• **Task statement**
Reproduce only the lines that begin at the line with "Convert this screenshot" and run to the end of the entries; omit every picture.

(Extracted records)
---*---

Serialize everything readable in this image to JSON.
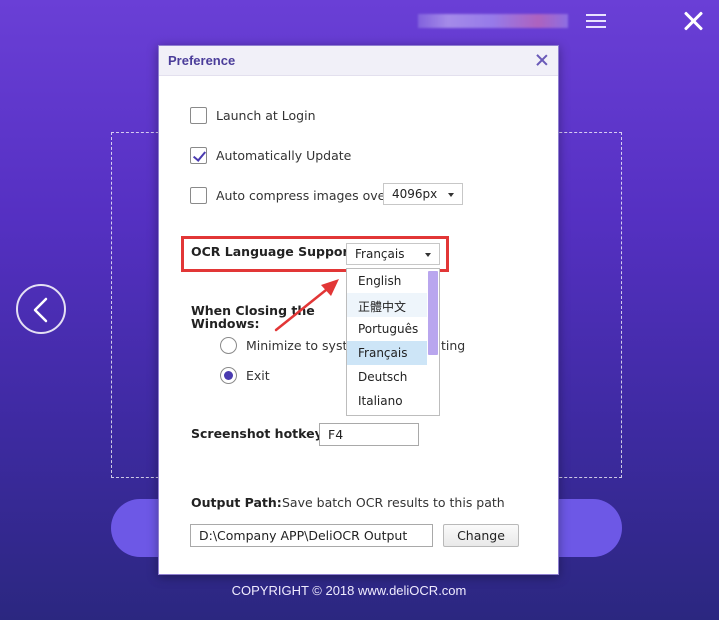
{
  "background": {
    "copyright": "COPYRIGHT © 2018   www.deliOCR.com",
    "icons": [
      "menu-icon",
      "close-icon",
      "back-arrow-icon"
    ]
  },
  "dialog": {
    "title": "Preference",
    "launch_at_login": {
      "label": "Launch at Login",
      "checked": false
    },
    "auto_update": {
      "label": "Automatically Update",
      "checked": true
    },
    "auto_compress": {
      "label": "Auto compress images over",
      "checked": false,
      "value": "4096px"
    },
    "ocr_language": {
      "label": "OCR Language Support:",
      "value": "Français",
      "options": [
        "English",
        "正體中文",
        "Português",
        "Français",
        "Deutsch",
        "Italiano"
      ],
      "selected_index": 3
    },
    "closing": {
      "label_line1": "When Closing the",
      "label_line2": "Windows:",
      "option_minimize": "Minimize to system",
      "option_minimize_suffix": "ting",
      "option_exit": "Exit",
      "selected": "Exit"
    },
    "hotkey": {
      "label": "Screenshot hotkey:",
      "value": "F4"
    },
    "output": {
      "label": "Output Path:",
      "hint": "Save batch OCR results to this path",
      "path": "D:\\Company APP\\DeliOCR Output",
      "change_label": "Change"
    }
  },
  "colors": {
    "accent": "#4b3d9a",
    "highlight_red": "#e23636",
    "background_top": "#6a3fd6",
    "background_bottom": "#2b2780",
    "selected_item": "#cde5f7"
  }
}
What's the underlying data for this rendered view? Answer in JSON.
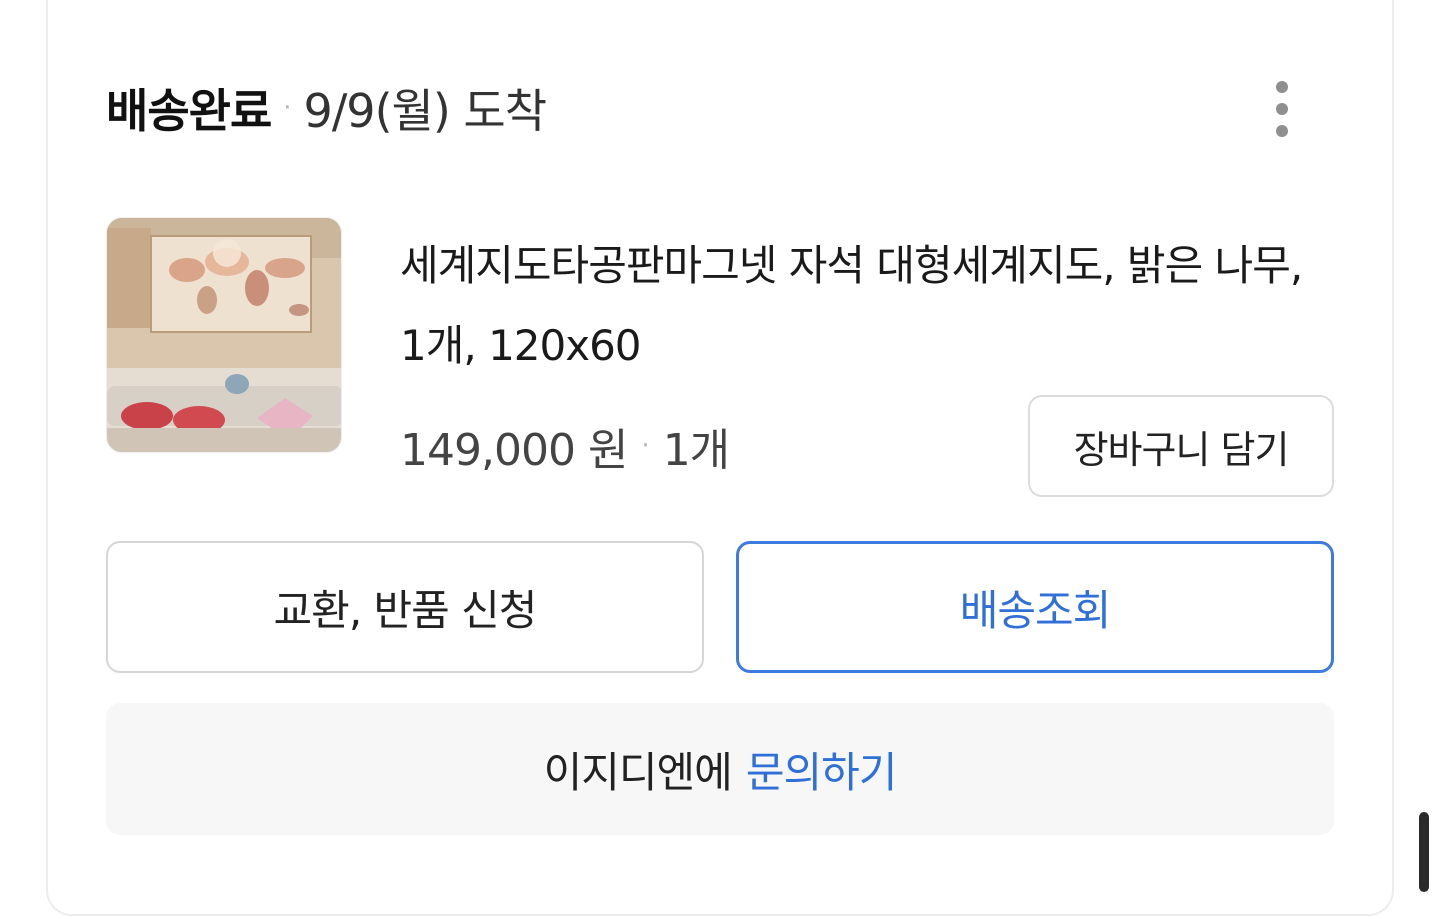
{
  "order": {
    "status": "배송완료",
    "separator": "·",
    "arrival": "9/9(월) 도착"
  },
  "product": {
    "name": "세계지도타공판마그넷 자석 대형세계지도, 밝은 나무, 1개, 120x60",
    "price": "149,000 원",
    "separator": "·",
    "quantity": "1개",
    "cart_button": "장바구니 담기"
  },
  "actions": {
    "return_button": "교환, 반품 신청",
    "tracking_button": "배송조회"
  },
  "inquiry": {
    "seller": "이지디엔에",
    "link": "문의하기"
  },
  "colors": {
    "accent": "#2f6fd8",
    "border": "#d6d6d6",
    "inquiry_bg": "#f7f7f7"
  },
  "icons": {
    "more": "more-vertical-icon"
  }
}
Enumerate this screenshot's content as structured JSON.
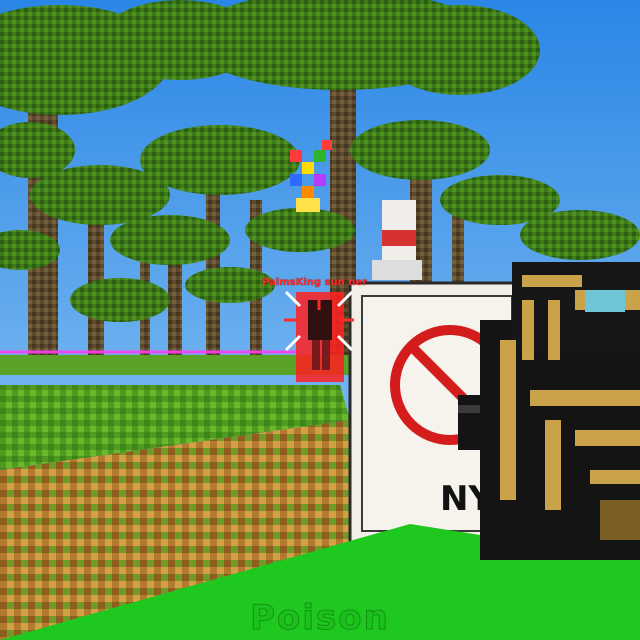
{
  "hud": {
    "enemy_nametag": "PalmsKing sun ner",
    "weapon_name": "Poison",
    "crosshair": "crosshair-icon",
    "hit_marker": "hit-marker-icon"
  },
  "sign": {
    "text": "NY",
    "symbol": "no-entry-sign-icon"
  },
  "colors": {
    "sky": "#2f8be6",
    "grass": "#4f9a1f",
    "dirt": "#b27a2c",
    "foreground_block": "#1ec81e",
    "laser": "#ff3df0",
    "enemy_highlight": "#ff2020",
    "gun_body": "#141414",
    "gun_gold": "#c9a24a"
  }
}
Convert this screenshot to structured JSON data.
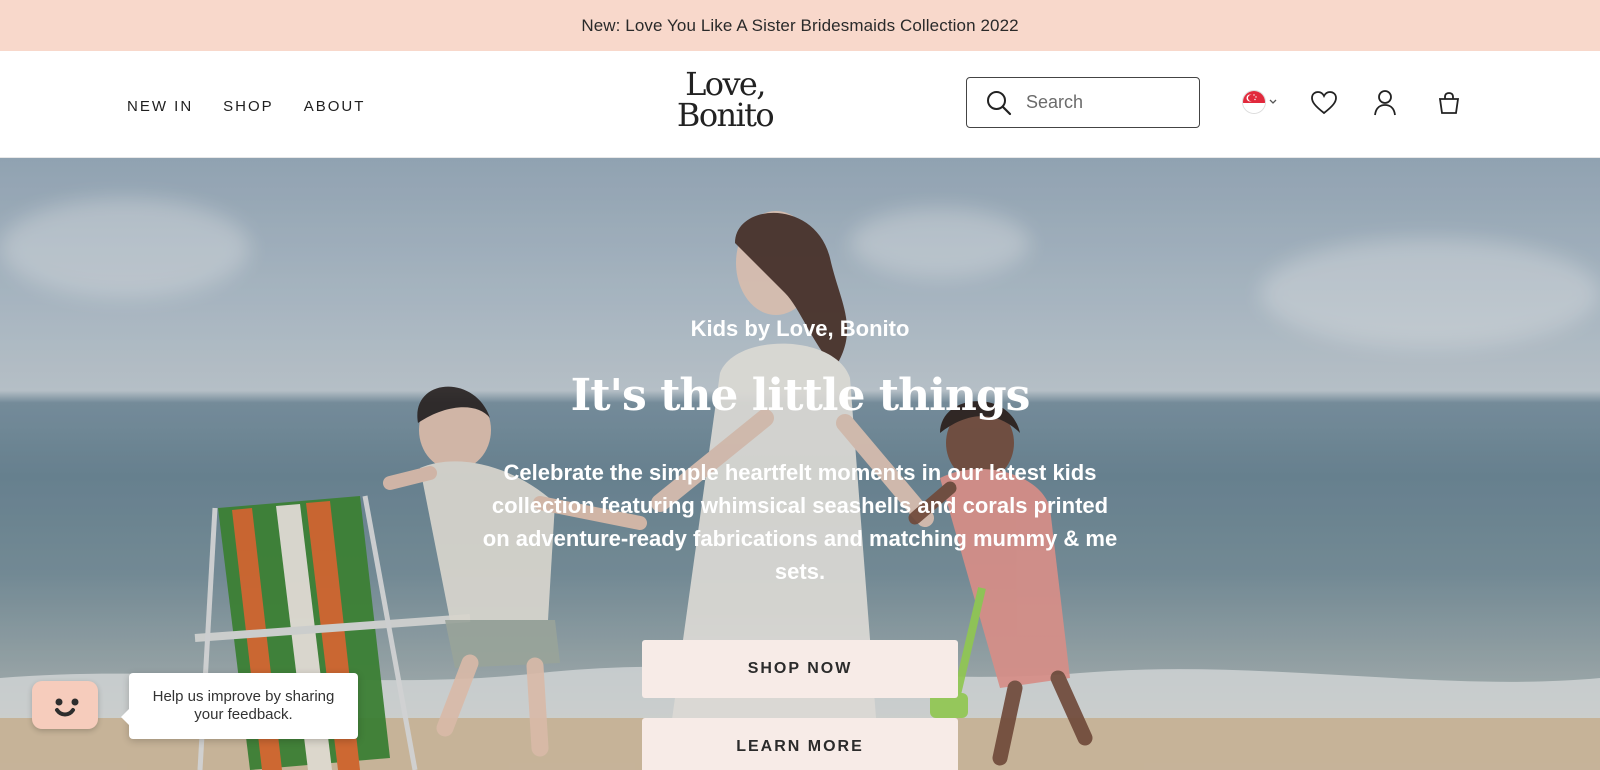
{
  "announcement": {
    "text": "New: Love You Like A Sister Bridesmaids Collection 2022"
  },
  "nav": {
    "items": [
      {
        "label": "NEW IN"
      },
      {
        "label": "SHOP"
      },
      {
        "label": "ABOUT"
      }
    ]
  },
  "brand": {
    "line1": "Love,",
    "line2": "Bonito"
  },
  "search": {
    "placeholder": "Search",
    "value": ""
  },
  "header_icons": {
    "country": "singapore-flag-icon",
    "wishlist": "heart-icon",
    "account": "user-icon",
    "cart": "shopping-bag-icon"
  },
  "hero": {
    "eyebrow": "Kids by Love, Bonito",
    "headline": "It's the little things",
    "description": "Celebrate the simple heartfelt moments in our latest kids collection featuring whimsical seashells and corals printed on adventure-ready fabrications and matching mummy & me sets.",
    "primary_button": "SHOP NOW",
    "secondary_button": "LEARN MORE"
  },
  "feedback": {
    "text": "Help us improve by sharing your feedback."
  },
  "colors": {
    "announcement_bg": "#f8d8cb",
    "button_bg": "#f7ebe7",
    "text": "#1f1f1f"
  }
}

---*---

• **Answer below**
Convert this screenshot to structured JSON data.
{
  "announcement": {
    "text": "New: Love You Like A Sister Bridesmaids Collection 2022"
  },
  "nav": {
    "items": [
      {
        "label": "NEW IN"
      },
      {
        "label": "SHOP"
      },
      {
        "label": "ABOUT"
      }
    ]
  },
  "brand": {
    "line1": "Love,",
    "line2": "Bonito"
  },
  "search": {
    "placeholder": "Search",
    "value": ""
  },
  "header_icons": {
    "country": "singapore-flag-icon",
    "wishlist": "heart-icon",
    "account": "user-icon",
    "cart": "shopping-bag-icon"
  },
  "hero": {
    "eyebrow": "Kids by Love, Bonito",
    "headline": "It's the little things",
    "description": "Celebrate the simple heartfelt moments in our latest kids collection featuring whimsical seashells and corals printed on adventure-ready fabrications and matching mummy & me sets.",
    "primary_button": "SHOP NOW",
    "secondary_button": "LEARN MORE"
  },
  "feedback": {
    "text": "Help us improve by sharing your feedback."
  },
  "colors": {
    "announcement_bg": "#f8d8cb",
    "button_bg": "#f7ebe7",
    "text": "#1f1f1f"
  }
}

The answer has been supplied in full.